■ Exercise material:
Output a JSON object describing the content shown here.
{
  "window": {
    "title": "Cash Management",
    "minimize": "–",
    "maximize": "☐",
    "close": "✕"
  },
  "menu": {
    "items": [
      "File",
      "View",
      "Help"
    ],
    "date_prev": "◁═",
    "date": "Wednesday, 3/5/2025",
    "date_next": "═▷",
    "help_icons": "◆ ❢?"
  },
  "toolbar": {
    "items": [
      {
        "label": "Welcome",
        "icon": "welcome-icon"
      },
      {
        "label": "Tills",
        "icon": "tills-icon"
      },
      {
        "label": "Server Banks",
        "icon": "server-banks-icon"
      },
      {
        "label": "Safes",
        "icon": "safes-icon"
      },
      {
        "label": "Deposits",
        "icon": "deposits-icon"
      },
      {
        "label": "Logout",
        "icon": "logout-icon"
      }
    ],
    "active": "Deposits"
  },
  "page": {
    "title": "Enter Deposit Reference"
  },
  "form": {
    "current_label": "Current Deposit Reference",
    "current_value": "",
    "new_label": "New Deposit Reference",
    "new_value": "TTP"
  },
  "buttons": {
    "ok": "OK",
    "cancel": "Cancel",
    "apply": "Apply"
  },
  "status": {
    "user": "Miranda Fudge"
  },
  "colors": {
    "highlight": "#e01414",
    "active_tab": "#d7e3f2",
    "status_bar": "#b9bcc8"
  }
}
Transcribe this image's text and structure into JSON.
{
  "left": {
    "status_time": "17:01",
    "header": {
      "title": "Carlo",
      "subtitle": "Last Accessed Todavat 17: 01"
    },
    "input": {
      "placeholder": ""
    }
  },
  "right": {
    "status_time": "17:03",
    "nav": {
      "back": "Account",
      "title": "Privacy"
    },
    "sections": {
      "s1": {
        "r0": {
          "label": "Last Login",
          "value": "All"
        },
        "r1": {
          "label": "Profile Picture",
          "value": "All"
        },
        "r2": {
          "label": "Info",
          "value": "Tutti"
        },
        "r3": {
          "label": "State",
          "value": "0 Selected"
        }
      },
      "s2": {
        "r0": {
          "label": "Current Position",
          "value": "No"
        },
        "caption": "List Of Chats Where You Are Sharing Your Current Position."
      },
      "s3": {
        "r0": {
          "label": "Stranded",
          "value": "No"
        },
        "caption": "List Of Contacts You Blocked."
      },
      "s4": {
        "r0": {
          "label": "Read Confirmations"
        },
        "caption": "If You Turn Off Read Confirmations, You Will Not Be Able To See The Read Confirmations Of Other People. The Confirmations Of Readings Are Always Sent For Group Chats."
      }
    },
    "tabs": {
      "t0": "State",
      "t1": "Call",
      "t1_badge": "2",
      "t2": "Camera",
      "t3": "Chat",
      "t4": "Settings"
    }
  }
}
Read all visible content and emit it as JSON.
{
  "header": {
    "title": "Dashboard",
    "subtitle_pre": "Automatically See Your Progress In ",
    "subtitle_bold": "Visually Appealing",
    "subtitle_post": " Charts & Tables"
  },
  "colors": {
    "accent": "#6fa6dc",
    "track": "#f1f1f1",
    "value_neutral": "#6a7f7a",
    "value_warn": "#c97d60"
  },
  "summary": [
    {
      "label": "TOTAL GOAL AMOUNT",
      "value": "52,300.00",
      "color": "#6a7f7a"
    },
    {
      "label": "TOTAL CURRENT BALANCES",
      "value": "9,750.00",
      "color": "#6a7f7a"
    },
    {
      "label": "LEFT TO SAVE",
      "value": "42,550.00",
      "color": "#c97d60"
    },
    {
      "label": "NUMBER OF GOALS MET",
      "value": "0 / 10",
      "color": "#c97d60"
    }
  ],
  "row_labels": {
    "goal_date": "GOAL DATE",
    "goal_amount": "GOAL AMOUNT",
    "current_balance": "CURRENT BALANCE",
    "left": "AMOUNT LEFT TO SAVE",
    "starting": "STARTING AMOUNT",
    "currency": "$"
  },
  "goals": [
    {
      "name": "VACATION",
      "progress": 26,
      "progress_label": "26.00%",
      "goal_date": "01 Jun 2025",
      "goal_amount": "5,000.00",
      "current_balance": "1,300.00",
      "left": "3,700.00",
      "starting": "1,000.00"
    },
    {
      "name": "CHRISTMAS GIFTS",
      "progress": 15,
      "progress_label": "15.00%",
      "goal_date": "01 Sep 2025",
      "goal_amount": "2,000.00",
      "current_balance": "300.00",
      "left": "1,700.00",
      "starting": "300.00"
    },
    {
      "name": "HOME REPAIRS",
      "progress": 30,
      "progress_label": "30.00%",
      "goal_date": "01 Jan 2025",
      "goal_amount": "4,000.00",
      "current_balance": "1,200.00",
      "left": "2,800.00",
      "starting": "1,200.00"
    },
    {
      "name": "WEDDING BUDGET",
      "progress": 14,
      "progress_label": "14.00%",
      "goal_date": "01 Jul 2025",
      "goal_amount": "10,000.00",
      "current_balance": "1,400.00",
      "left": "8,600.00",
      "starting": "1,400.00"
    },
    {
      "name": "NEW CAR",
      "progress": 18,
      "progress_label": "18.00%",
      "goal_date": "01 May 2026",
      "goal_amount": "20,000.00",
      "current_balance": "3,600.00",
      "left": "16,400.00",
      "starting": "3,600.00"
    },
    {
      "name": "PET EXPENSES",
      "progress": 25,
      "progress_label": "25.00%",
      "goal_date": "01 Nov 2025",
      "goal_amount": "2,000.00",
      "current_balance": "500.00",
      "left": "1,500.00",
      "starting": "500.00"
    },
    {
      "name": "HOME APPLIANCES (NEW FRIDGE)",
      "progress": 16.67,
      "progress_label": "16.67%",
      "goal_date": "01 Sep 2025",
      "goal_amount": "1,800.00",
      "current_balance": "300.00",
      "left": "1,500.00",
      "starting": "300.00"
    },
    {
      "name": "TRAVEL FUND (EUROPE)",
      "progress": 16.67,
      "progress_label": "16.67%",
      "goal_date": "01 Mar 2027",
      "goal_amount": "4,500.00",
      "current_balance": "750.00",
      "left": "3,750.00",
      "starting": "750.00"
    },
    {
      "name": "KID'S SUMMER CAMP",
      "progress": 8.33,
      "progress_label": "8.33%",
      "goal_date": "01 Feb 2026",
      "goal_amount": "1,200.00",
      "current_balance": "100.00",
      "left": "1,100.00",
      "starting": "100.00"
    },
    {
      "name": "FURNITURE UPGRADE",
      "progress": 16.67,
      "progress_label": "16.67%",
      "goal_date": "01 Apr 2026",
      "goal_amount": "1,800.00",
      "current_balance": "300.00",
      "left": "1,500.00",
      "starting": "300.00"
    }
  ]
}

■ Work to do:
Go through the records and copy each line with "Your" in it.

■ Problem solution:
        "caption": "List Of Chats Where You Are Sharing Your Current Position."
    "subtitle_pre": "Automatically See Your Progress In ",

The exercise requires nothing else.